### Required task
Look through the entries below and count the lines with the word "Echeverria" in them; give only the number.

### Data listing
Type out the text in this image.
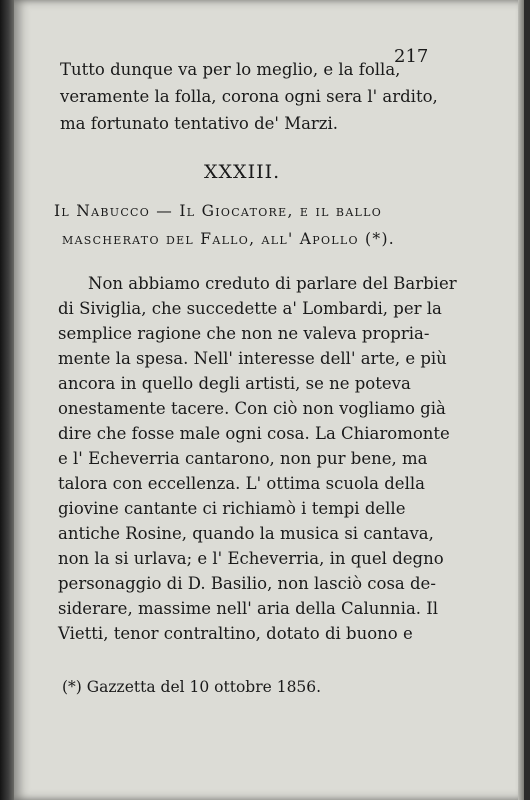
217
Tutto dunque va per lo meglio, e la folla,
veramente la folla, corona ogni sera l' ardito,
ma fortunato tentativo de' Marzi.
XXXIII.
Il Nabucco — Il Giocatore, e il ballo
mascherato del Fallo, all' Apollo (*).
Non abbiamo creduto di parlare del Barbier
di Siviglia, che succedette a' Lombardi, per la
semplice ragione che non ne valeva propria-
mente la spesa. Nell' interesse dell' arte, e più
ancora in quello degli artisti, se ne poteva
onestamente tacere. Con ciò non vogliamo già
dire che fosse male ogni cosa. La Chiaromonte
e l' Echeverria cantarono, non pur bene, ma
talora con eccellenza. L' ottima scuola della
giovine cantante ci richiamò i tempi delle
antiche Rosine, quando la musica si cantava,
non la si urlava; e l' Echeverria, in quel degno
personaggio di D. Basilio, non lasciò cosa de-
siderare, massime nell' aria della Calunnia. Il
Vietti, tenor contraltino, dotato di buono e
(*) Gazzetta del 10 ottobre 1856.
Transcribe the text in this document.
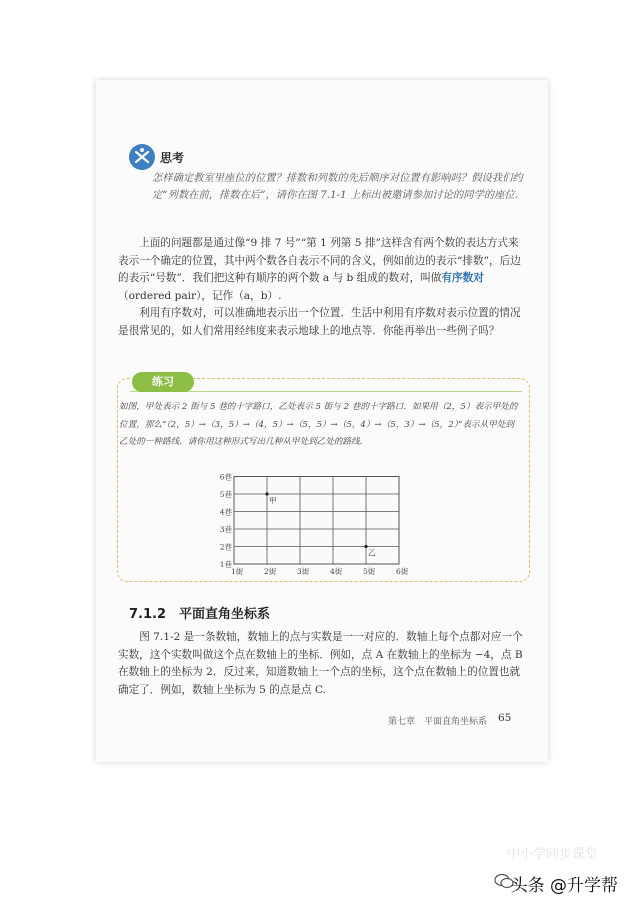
思考
怎样确定教室里座位的位置？排数和列数的先后顺序对位置有影响吗？假设我们约定“列数在前，排数在后”，请你在图 7.1-1 上标出被邀请参加讨论的同学的座位．
上面的问题都是通过像“9 排 7 号”“第 1 列第 5 排”这样含有两个数的表达方式来表示一个确定的位置，其中两个数各自表示不同的含义，例如前边的表示“排数”，后边的表示“号数”．我们把这种有顺序的两个数 a 与 b 组成的数对，叫做有序数对（ordered pair），记作（a，b）.
利用有序数对，可以准确地表示出一个位置．生活中利用有序数对表示位置的情况是很常见的，如人们常用经纬度来表示地球上的地点等．你能再举出一些例子吗？
练习
如图，甲处表示 2 街与 5 巷的十字路口，乙处表示 5 街与 2 巷的十字路口．如果用（2，5）表示甲处的位置，那么“（2，5）→（3，5）→（4，5）→（5，5）→（5，4）→（5，3）→（5，2）”表示从甲处到乙处的一种路线．请你用这种形式写出几种从甲处到乙处的路线．
1街	2街	3街	4街	5街	6街
1巷
2巷
3巷
4巷
5巷
6巷
甲
乙
7.1.2　平面直角坐标系
图 7.1-2 是一条数轴，数轴上的点与实数是一一对应的．数轴上每个点都对应一个实数，这个实数叫做这个点在数轴上的坐标．例如，点 A 在数轴上的坐标为 −4，点 B 在数轴上的坐标为 2．反过来，知道数轴上一个点的坐标，这个点在数轴上的位置也就确定了．例如，数轴上坐标为 5 的点是点 C.
第七章　平面直角坐标系 65
中小学同步课堂
头条 @升学帮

### Solution
2